Do any lines in the data below contain "ἀντίθετα"? If so, copy every one of them.

##### Listed records

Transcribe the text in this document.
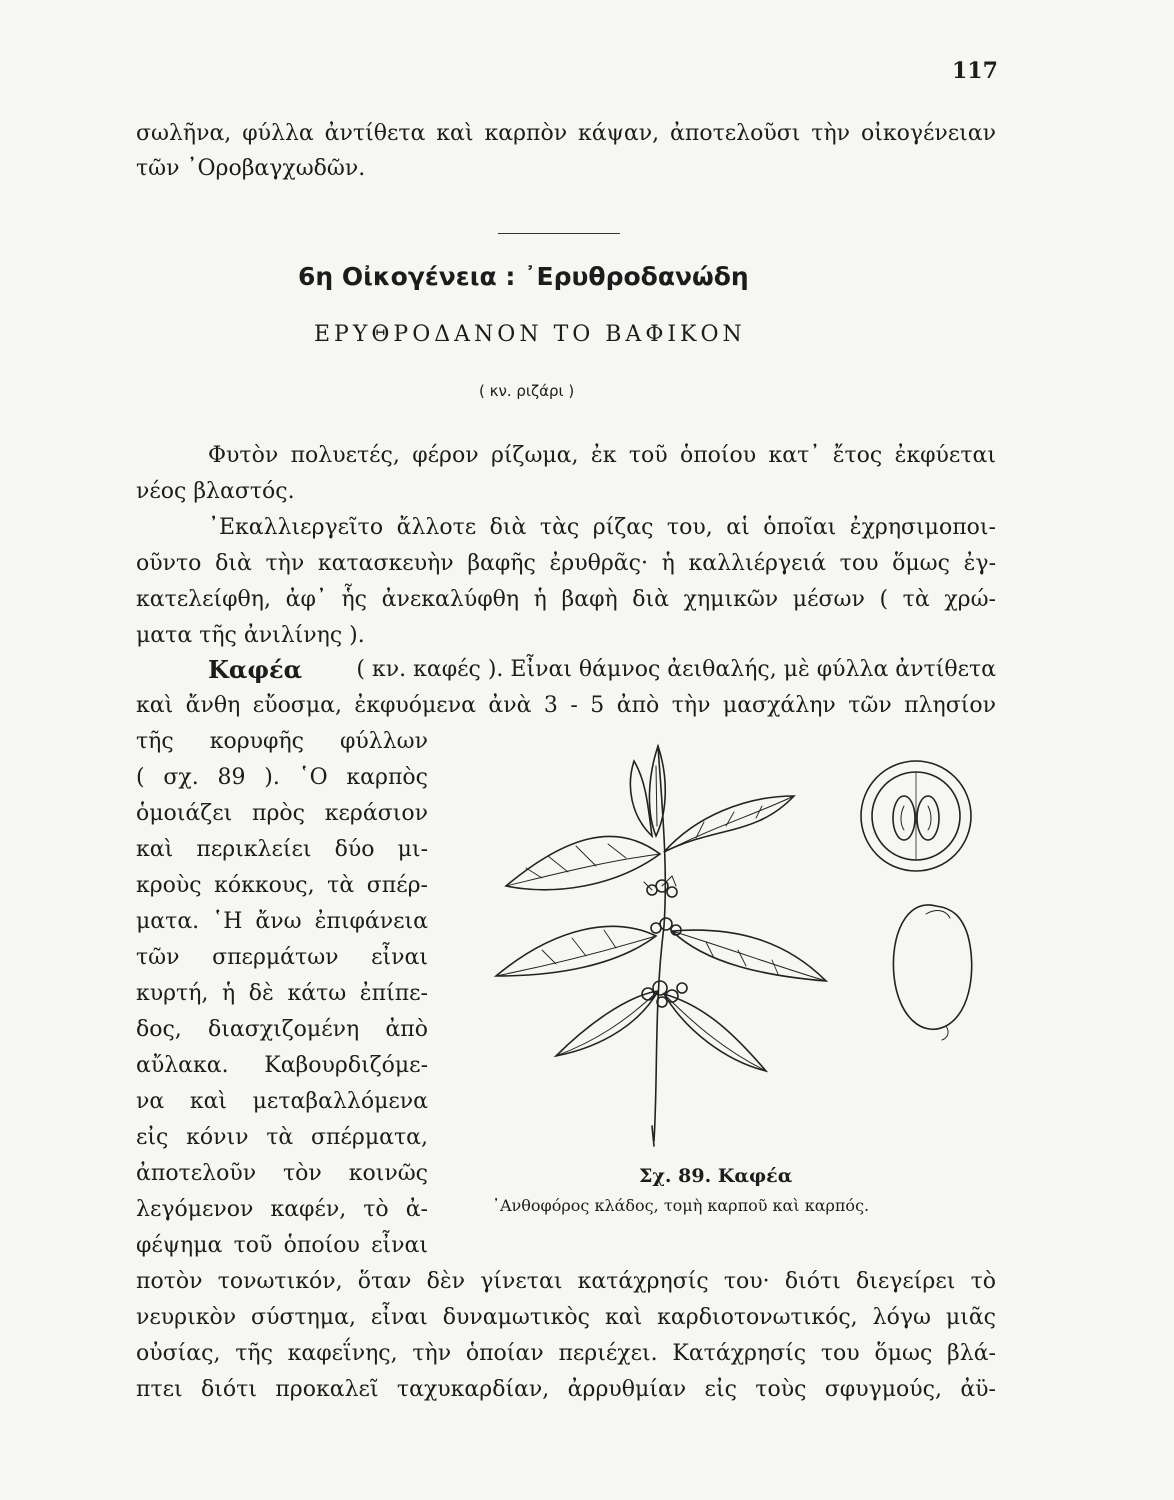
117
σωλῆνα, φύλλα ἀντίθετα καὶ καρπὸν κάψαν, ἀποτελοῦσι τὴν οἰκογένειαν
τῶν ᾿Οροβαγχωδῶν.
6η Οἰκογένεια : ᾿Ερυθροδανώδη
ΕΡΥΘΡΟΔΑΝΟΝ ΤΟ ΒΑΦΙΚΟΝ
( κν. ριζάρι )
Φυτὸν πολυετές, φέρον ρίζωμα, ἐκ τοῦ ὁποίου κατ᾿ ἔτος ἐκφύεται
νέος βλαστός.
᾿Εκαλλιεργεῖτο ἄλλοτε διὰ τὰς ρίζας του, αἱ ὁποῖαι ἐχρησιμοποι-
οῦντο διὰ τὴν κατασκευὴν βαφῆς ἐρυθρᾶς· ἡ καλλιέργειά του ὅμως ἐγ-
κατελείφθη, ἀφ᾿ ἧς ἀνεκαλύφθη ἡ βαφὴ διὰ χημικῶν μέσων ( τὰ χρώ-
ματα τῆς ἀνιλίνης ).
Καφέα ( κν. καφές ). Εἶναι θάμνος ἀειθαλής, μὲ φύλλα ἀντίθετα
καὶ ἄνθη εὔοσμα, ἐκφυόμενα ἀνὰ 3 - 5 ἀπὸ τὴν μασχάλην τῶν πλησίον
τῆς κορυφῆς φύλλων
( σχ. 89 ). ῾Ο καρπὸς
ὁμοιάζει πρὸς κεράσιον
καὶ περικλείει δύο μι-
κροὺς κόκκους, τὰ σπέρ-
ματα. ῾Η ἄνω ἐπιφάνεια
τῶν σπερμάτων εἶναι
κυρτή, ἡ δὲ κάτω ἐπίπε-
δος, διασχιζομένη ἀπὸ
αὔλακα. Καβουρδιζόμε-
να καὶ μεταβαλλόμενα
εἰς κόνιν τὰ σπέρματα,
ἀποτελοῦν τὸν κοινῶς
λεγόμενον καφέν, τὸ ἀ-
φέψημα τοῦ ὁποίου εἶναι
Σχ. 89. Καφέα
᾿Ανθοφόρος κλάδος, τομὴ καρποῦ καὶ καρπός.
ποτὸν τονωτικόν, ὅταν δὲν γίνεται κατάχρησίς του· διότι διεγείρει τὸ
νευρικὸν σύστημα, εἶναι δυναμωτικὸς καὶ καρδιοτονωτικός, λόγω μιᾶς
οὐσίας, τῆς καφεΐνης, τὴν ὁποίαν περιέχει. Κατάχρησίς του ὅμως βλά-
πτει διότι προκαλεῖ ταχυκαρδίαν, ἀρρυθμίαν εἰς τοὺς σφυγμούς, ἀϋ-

##########
##### Listed records

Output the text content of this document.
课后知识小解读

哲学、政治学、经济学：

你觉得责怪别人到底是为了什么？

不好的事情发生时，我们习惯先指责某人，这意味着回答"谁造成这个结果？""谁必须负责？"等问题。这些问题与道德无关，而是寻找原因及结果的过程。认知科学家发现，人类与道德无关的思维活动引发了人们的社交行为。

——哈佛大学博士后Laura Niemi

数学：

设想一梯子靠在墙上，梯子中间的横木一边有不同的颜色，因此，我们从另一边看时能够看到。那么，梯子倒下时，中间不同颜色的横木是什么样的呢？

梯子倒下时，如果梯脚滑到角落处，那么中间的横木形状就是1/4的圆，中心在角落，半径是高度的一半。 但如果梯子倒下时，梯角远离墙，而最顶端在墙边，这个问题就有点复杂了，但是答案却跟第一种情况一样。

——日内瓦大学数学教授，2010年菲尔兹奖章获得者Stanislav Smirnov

##########

Complete response:
σωλῆνα, φύλλα ἀντίθετα καὶ καρπὸν κάψαν, ἀποτελοῦσι τὴν οἰκογένειαν
Καφέα ( κν. καφές ). Εἶναι θάμνος ἀειθαλής, μὲ φύλλα ἀντίθετα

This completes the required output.